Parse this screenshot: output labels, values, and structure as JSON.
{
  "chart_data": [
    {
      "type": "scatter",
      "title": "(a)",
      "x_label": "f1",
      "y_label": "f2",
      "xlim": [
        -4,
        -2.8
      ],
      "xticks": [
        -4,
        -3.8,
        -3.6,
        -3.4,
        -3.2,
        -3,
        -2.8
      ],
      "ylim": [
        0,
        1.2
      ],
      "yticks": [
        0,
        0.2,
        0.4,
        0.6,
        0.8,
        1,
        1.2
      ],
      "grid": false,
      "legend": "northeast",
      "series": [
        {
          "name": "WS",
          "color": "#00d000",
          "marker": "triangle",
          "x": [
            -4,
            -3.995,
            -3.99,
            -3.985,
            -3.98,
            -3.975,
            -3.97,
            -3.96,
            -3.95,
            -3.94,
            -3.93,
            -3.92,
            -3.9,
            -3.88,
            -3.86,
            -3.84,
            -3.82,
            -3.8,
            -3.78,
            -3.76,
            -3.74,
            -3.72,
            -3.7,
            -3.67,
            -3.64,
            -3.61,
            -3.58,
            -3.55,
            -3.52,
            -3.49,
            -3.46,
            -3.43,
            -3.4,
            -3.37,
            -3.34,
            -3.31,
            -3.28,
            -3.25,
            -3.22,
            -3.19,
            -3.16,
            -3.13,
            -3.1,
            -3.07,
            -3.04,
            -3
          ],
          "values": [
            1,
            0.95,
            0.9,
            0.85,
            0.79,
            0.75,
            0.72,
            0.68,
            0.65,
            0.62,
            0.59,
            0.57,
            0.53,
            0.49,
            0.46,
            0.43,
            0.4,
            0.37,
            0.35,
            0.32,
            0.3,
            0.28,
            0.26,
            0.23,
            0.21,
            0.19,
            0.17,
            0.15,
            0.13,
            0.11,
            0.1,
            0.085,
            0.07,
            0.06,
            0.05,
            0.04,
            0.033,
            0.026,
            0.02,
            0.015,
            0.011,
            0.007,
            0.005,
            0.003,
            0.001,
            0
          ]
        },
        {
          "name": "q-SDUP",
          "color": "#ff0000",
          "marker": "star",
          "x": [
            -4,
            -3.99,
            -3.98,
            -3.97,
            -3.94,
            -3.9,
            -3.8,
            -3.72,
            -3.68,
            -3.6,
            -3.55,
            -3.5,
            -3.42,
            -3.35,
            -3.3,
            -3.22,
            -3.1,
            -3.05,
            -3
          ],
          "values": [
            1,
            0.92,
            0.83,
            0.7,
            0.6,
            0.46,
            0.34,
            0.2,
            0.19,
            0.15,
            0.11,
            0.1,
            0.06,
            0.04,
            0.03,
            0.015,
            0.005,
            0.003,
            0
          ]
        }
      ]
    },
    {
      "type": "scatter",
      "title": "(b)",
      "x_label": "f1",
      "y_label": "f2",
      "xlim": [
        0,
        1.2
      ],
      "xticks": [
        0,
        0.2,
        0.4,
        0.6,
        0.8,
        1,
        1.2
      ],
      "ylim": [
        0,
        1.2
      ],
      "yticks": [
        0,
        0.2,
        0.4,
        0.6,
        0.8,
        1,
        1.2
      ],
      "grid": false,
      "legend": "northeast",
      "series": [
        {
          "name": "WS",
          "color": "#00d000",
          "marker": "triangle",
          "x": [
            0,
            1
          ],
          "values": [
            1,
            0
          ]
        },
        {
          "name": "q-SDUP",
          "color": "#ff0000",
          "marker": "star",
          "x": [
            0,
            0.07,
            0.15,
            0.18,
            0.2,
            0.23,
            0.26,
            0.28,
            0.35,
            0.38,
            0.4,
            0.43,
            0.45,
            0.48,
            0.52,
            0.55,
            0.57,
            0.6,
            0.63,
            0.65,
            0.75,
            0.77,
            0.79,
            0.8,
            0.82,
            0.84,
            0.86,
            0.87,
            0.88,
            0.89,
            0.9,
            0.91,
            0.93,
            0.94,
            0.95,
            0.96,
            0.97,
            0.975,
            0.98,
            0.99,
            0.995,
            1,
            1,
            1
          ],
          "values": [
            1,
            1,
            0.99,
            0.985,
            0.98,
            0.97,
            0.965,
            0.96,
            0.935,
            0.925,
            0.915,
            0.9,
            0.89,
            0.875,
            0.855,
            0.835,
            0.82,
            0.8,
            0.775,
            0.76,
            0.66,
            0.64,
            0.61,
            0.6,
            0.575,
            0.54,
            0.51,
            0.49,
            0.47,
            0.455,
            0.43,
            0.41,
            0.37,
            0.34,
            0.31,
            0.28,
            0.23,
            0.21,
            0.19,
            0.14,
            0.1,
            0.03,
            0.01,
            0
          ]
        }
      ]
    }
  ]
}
__________________________________________________
### [THE PROBLEM]
Copy each record from above exactly, and include every line.

### [SOLUTION TO THIS PROBLEM]
Parse this screenshot: output labels, values, and structure as JSON.
{
  "chart_data": [
    {
      "type": "scatter",
      "title": "(a)",
      "x_label": "f1",
      "y_label": "f2",
      "xlim": [
        -4,
        -2.8
      ],
      "xticks": [
        -4,
        -3.8,
        -3.6,
        -3.4,
        -3.2,
        -3,
        -2.8
      ],
      "ylim": [
        0,
        1.2
      ],
      "yticks": [
        0,
        0.2,
        0.4,
        0.6,
        0.8,
        1,
        1.2
      ],
      "grid": false,
      "legend": "northeast",
      "series": [
        {
          "name": "WS",
          "color": "#00d000",
          "marker": "triangle",
          "x": [
            -4,
            -3.995,
            -3.99,
            -3.985,
            -3.98,
            -3.975,
            -3.97,
            -3.96,
            -3.95,
            -3.94,
            -3.93,
            -3.92,
            -3.9,
            -3.88,
            -3.86,
            -3.84,
            -3.82,
            -3.8,
            -3.78,
            -3.76,
            -3.74,
            -3.72,
            -3.7,
            -3.67,
            -3.64,
            -3.61,
            -3.58,
            -3.55,
            -3.52,
            -3.49,
            -3.46,
            -3.43,
            -3.4,
            -3.37,
            -3.34,
            -3.31,
            -3.28,
            -3.25,
            -3.22,
            -3.19,
            -3.16,
            -3.13,
            -3.1,
            -3.07,
            -3.04,
            -3
          ],
          "values": [
            1,
            0.95,
            0.9,
            0.85,
            0.79,
            0.75,
            0.72,
            0.68,
            0.65,
            0.62,
            0.59,
            0.57,
            0.53,
            0.49,
            0.46,
            0.43,
            0.4,
            0.37,
            0.35,
            0.32,
            0.3,
            0.28,
            0.26,
            0.23,
            0.21,
            0.19,
            0.17,
            0.15,
            0.13,
            0.11,
            0.1,
            0.085,
            0.07,
            0.06,
            0.05,
            0.04,
            0.033,
            0.026,
            0.02,
            0.015,
            0.011,
            0.007,
            0.005,
            0.003,
            0.001,
            0
          ]
        },
        {
          "name": "q-SDUP",
          "color": "#ff0000",
          "marker": "star",
          "x": [
            -4,
            -3.99,
            -3.98,
            -3.97,
            -3.94,
            -3.9,
            -3.8,
            -3.72,
            -3.68,
            -3.6,
            -3.55,
            -3.5,
            -3.42,
            -3.35,
            -3.3,
            -3.22,
            -3.1,
            -3.05,
            -3
          ],
          "values": [
            1,
            0.92,
            0.83,
            0.7,
            0.6,
            0.46,
            0.34,
            0.2,
            0.19,
            0.15,
            0.11,
            0.1,
            0.06,
            0.04,
            0.03,
            0.015,
            0.005,
            0.003,
            0
          ]
        }
      ]
    },
    {
      "type": "scatter",
      "title": "(b)",
      "x_label": "f1",
      "y_label": "f2",
      "xlim": [
        0,
        1.2
      ],
      "xticks": [
        0,
        0.2,
        0.4,
        0.6,
        0.8,
        1,
        1.2
      ],
      "ylim": [
        0,
        1.2
      ],
      "yticks": [
        0,
        0.2,
        0.4,
        0.6,
        0.8,
        1,
        1.2
      ],
      "grid": false,
      "legend": "northeast",
      "series": [
        {
          "name": "WS",
          "color": "#00d000",
          "marker": "triangle",
          "x": [
            0,
            1
          ],
          "values": [
            1,
            0
          ]
        },
        {
          "name": "q-SDUP",
          "color": "#ff0000",
          "marker": "star",
          "x": [
            0,
            0.07,
            0.15,
            0.18,
            0.2,
            0.23,
            0.26,
            0.28,
            0.35,
            0.38,
            0.4,
            0.43,
            0.45,
            0.48,
            0.52,
            0.55,
            0.57,
            0.6,
            0.63,
            0.65,
            0.75,
            0.77,
            0.79,
            0.8,
            0.82,
            0.84,
            0.86,
            0.87,
            0.88,
            0.89,
            0.9,
            0.91,
            0.93,
            0.94,
            0.95,
            0.96,
            0.97,
            0.975,
            0.98,
            0.99,
            0.995,
            1,
            1,
            1
          ],
          "values": [
            1,
            1,
            0.99,
            0.985,
            0.98,
            0.97,
            0.965,
            0.96,
            0.935,
            0.925,
            0.915,
            0.9,
            0.89,
            0.875,
            0.855,
            0.835,
            0.82,
            0.8,
            0.775,
            0.76,
            0.66,
            0.64,
            0.61,
            0.6,
            0.575,
            0.54,
            0.51,
            0.49,
            0.47,
            0.455,
            0.43,
            0.41,
            0.37,
            0.34,
            0.31,
            0.28,
            0.23,
            0.21,
            0.19,
            0.14,
            0.1,
            0.03,
            0.01,
            0
          ]
        }
      ]
    }
  ]
}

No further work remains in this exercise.